EXERCISE DIRECTIONS: Exactly reproduce each entry, leaving out nothing.

=== THE RECORDS ===

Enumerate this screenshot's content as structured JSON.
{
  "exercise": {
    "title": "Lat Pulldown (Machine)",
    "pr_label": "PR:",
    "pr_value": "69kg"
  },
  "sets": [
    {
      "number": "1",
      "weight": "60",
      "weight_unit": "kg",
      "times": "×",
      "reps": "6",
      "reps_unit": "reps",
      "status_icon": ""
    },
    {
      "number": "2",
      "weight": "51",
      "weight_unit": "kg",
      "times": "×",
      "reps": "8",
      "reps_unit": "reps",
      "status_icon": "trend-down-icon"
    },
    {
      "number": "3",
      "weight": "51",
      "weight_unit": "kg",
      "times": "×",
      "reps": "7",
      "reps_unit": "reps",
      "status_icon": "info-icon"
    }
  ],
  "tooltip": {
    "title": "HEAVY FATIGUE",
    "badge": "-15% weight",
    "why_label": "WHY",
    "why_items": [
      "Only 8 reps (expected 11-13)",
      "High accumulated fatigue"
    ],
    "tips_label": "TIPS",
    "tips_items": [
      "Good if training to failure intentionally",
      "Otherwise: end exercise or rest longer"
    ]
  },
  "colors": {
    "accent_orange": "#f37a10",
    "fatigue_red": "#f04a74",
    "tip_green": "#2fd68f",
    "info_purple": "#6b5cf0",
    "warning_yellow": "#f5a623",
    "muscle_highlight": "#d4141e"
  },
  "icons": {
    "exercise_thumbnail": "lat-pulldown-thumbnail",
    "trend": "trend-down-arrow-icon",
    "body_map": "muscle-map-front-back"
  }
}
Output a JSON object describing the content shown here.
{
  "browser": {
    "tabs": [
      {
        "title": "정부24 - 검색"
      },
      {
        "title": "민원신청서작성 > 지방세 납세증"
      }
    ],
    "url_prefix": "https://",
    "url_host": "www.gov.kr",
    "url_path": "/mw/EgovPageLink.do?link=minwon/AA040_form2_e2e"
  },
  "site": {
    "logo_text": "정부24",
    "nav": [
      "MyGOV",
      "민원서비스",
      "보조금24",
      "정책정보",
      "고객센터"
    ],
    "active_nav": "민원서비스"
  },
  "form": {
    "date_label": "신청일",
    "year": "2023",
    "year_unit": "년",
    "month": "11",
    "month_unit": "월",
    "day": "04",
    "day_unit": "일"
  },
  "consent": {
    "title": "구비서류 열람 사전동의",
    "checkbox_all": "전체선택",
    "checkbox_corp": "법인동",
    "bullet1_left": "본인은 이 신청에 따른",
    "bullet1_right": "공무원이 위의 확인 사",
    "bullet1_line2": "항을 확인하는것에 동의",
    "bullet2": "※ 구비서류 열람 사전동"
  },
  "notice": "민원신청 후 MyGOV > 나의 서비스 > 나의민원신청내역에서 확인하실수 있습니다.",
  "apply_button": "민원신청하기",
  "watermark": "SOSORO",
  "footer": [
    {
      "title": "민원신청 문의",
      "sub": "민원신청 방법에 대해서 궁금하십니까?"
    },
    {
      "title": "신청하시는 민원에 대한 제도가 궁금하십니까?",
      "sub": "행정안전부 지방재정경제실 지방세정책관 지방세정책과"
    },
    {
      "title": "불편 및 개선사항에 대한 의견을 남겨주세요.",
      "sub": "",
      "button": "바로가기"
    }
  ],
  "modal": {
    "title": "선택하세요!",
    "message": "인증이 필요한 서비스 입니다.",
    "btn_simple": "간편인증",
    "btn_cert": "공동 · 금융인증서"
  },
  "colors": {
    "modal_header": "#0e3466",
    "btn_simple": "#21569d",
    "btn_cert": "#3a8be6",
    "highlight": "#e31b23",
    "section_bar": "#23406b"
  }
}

===

TASK RESULT:
Enumerate this screenshot's content as structured JSON.
{
  "exercise": {
    "title": "Lat Pulldown (Machine)",
    "pr_label": "PR:",
    "pr_value": "69kg"
  },
  "sets": [
    {
      "number": "1",
      "weight": "60",
      "weight_unit": "kg",
      "times": "×",
      "reps": "6",
      "reps_unit": "reps",
      "status_icon": ""
    },
    {
      "number": "2",
      "weight": "51",
      "weight_unit": "kg",
      "times": "×",
      "reps": "8",
      "reps_unit": "reps",
      "status_icon": "trend-down-icon"
    },
    {
      "number": "3",
      "weight": "51",
      "weight_unit": "kg",
      "times": "×",
      "reps": "7",
      "reps_unit": "reps",
      "status_icon": "info-icon"
    }
  ],
  "tooltip": {
    "title": "HEAVY FATIGUE",
    "badge": "-15% weight",
    "why_label": "WHY",
    "why_items": [
      "Only 8 reps (expected 11-13)",
      "High accumulated fatigue"
    ],
    "tips_label": "TIPS",
    "tips_items": [
      "Good if training to failure intentionally",
      "Otherwise: end exercise or rest longer"
    ]
  },
  "colors": {
    "accent_orange": "#f37a10",
    "fatigue_red": "#f04a74",
    "tip_green": "#2fd68f",
    "info_purple": "#6b5cf0",
    "warning_yellow": "#f5a623",
    "muscle_highlight": "#d4141e"
  },
  "icons": {
    "exercise_thumbnail": "lat-pulldown-thumbnail",
    "trend": "trend-down-arrow-icon",
    "body_map": "muscle-map-front-back"
  }
}
Output a JSON object describing the content shown here.
{
  "browser": {
    "tabs": [
      {
        "title": "정부24 - 검색"
      },
      {
        "title": "민원신청서작성 > 지방세 납세증"
      }
    ],
    "url_prefix": "https://",
    "url_host": "www.gov.kr",
    "url_path": "/mw/EgovPageLink.do?link=minwon/AA040_form2_e2e"
  },
  "site": {
    "logo_text": "정부24",
    "nav": [
      "MyGOV",
      "민원서비스",
      "보조금24",
      "정책정보",
      "고객센터"
    ],
    "active_nav": "민원서비스"
  },
  "form": {
    "date_label": "신청일",
    "year": "2023",
    "year_unit": "년",
    "month": "11",
    "month_unit": "월",
    "day": "04",
    "day_unit": "일"
  },
  "consent": {
    "title": "구비서류 열람 사전동의",
    "checkbox_all": "전체선택",
    "checkbox_corp": "법인동",
    "bullet1_left": "본인은 이 신청에 따른",
    "bullet1_right": "공무원이 위의 확인 사",
    "bullet1_line2": "항을 확인하는것에 동의",
    "bullet2": "※ 구비서류 열람 사전동"
  },
  "notice": "민원신청 후 MyGOV > 나의 서비스 > 나의민원신청내역에서 확인하실수 있습니다.",
  "apply_button": "민원신청하기",
  "watermark": "SOSORO",
  "footer": [
    {
      "title": "민원신청 문의",
      "sub": "민원신청 방법에 대해서 궁금하십니까?"
    },
    {
      "title": "신청하시는 민원에 대한 제도가 궁금하십니까?",
      "sub": "행정안전부 지방재정경제실 지방세정책관 지방세정책과"
    },
    {
      "title": "불편 및 개선사항에 대한 의견을 남겨주세요.",
      "sub": "",
      "button": "바로가기"
    }
  ],
  "modal": {
    "title": "선택하세요!",
    "message": "인증이 필요한 서비스 입니다.",
    "btn_simple": "간편인증",
    "btn_cert": "공동 · 금융인증서"
  },
  "colors": {
    "modal_header": "#0e3466",
    "btn_simple": "#21569d",
    "btn_cert": "#3a8be6",
    "highlight": "#e31b23",
    "section_bar": "#23406b"
  }
}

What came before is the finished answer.